» **Problem statement**: Copy the entries word for word, starting with the first line and ending with the line that contains "paragraph-method: Способом предоставления". Include both of those lines.

******

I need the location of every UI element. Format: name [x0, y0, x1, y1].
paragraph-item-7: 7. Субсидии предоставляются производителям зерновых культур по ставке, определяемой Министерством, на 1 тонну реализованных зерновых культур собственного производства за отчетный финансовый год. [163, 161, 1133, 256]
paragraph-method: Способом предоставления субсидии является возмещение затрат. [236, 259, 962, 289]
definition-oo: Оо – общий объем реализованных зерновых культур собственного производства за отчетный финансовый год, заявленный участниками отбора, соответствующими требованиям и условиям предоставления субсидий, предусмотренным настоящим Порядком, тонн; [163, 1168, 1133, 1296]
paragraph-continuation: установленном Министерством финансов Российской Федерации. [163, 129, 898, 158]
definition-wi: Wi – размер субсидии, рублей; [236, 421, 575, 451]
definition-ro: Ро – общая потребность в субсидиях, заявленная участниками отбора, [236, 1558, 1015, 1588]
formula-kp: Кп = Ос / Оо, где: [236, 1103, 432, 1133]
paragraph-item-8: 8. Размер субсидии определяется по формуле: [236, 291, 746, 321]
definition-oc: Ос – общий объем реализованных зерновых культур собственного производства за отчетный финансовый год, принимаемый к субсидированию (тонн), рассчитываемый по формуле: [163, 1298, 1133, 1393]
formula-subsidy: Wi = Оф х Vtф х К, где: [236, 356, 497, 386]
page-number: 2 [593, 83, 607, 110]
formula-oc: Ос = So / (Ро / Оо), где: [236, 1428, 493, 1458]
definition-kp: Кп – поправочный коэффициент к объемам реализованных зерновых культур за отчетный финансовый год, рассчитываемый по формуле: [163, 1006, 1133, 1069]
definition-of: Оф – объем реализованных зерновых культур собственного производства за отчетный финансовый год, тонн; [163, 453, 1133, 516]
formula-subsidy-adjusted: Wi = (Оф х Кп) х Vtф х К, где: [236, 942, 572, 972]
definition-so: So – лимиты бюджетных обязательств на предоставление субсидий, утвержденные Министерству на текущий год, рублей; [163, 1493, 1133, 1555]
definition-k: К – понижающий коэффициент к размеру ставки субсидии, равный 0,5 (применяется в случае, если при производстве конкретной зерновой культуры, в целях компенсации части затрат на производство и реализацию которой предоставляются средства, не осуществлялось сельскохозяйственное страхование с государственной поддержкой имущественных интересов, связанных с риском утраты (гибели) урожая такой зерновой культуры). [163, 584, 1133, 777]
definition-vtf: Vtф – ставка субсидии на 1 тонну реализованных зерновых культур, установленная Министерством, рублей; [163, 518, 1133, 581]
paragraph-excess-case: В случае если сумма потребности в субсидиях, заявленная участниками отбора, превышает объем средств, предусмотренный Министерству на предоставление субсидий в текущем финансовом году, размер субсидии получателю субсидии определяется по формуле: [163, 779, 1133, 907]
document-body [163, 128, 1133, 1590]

******

» **Worked answer**:
I need the location of every UI element. Format: name [x0, y0, x1, y1].
paragraph-item-7: 7. Субсидии предоставляются производителям зерновых культур по ставке, определяемой Министерством, на 1 тонну реализованных зерновых культур собственного производства за отчетный финансовый год. [163, 161, 1133, 256]
paragraph-method: Способом предоставления субсидии является возмещение затрат. [236, 259, 962, 289]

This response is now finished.